Exercise: Return all entries word for word, but drop any images.

------------------------------------------------------------------------

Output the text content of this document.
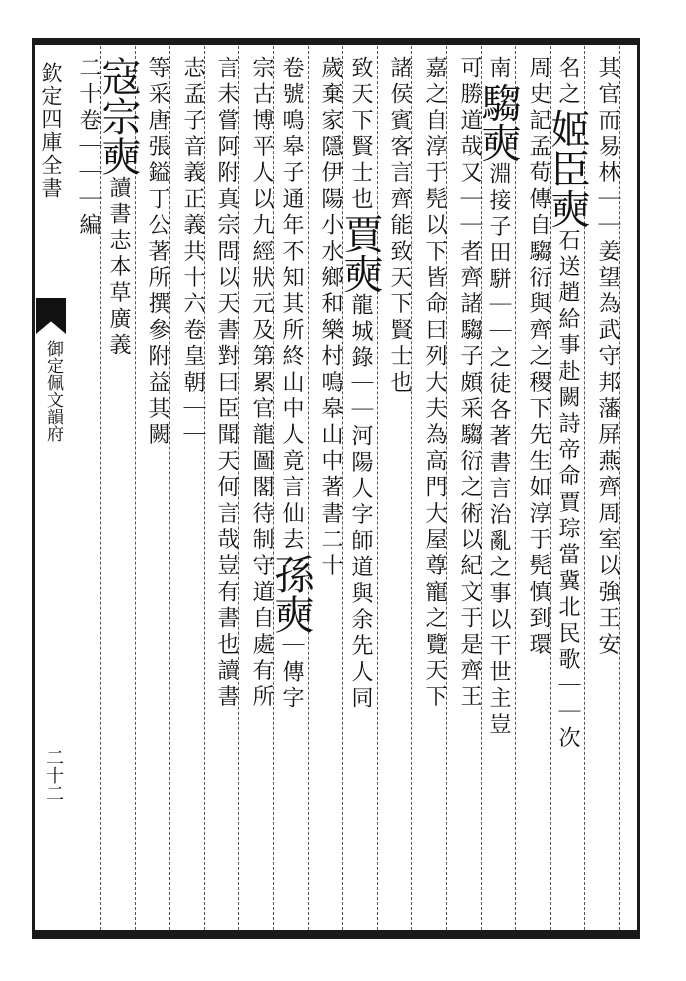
欽定四庫全書
御定佩文韻府
二十二
其官而易林｜｜姜望為武守邦藩屏燕齊周室以強王安
名之姬臣奭石送趙給事赴闕詩帝命賈琮當冀北民歌｜｜次
周史記孟荀傳自騶衍與齊之稷下先生如淳于髡慎到環
南騶奭淵接子田駢｜｜之徒各著書言治亂之事以干世主豈
可勝道哉又｜｜者齊諸騶子頗采騶衍之術以紀文于是齊王
嘉之自淳于髡以下皆命曰列大夫為高門大屋尊寵之覽天下
諸侯賓客言齊能致天下賢士也
致天下賢士也賈奭龍城錄｜｜河陽人字師道與余先人同
歲棄家隱伊陽小水鄉和樂村鳴皋山中著書二十
卷號鳴皋子通年不知其所終山中人竟言仙去孫奭｜傳字
宗古博平人以九經狀元及第累官龍圖閣待制守道自處有所
言未嘗阿附真宗問以天書對曰臣聞天何言哉豈有書也讀書
志孟子音義正義共十六卷皇朝｜｜
等采唐張鎰丁公著所撰參附益其闕
寇宗奭讀書志本草廣義
二十卷｜｜｜編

------------------------------------------------------------------------

Answer to this exercise:
Output the text content of this document.
欽定四庫全書
御定佩文韻府
二十二
其官而易林｜｜姜望為武守邦藩屏燕齊周室以強王安
名之姬臣奭石送趙給事赴闕詩帝命賈琮當冀北民歌｜｜次
周史記孟荀傳自騶衍與齊之稷下先生如淳于髡慎到環
南騶奭淵接子田駢｜｜之徒各著書言治亂之事以干世主豈
可勝道哉又｜｜者齊諸騶子頗采騶衍之術以紀文于是齊王
嘉之自淳于髡以下皆命曰列大夫為高門大屋尊寵之覽天下
諸侯賓客言齊能致天下賢士也
致天下賢士也賈奭龍城錄｜｜河陽人字師道與余先人同
歲棄家隱伊陽小水鄉和樂村鳴皋山中著書二十
卷號鳴皋子通年不知其所終山中人竟言仙去孫奭｜傳字
宗古博平人以九經狀元及第累官龍圖閣待制守道自處有所
言未嘗阿附真宗問以天書對曰臣聞天何言哉豈有書也讀書
志孟子音義正義共十六卷皇朝｜｜
等采唐張鎰丁公著所撰參附益其闕
寇宗奭讀書志本草廣義
二十卷｜｜｜編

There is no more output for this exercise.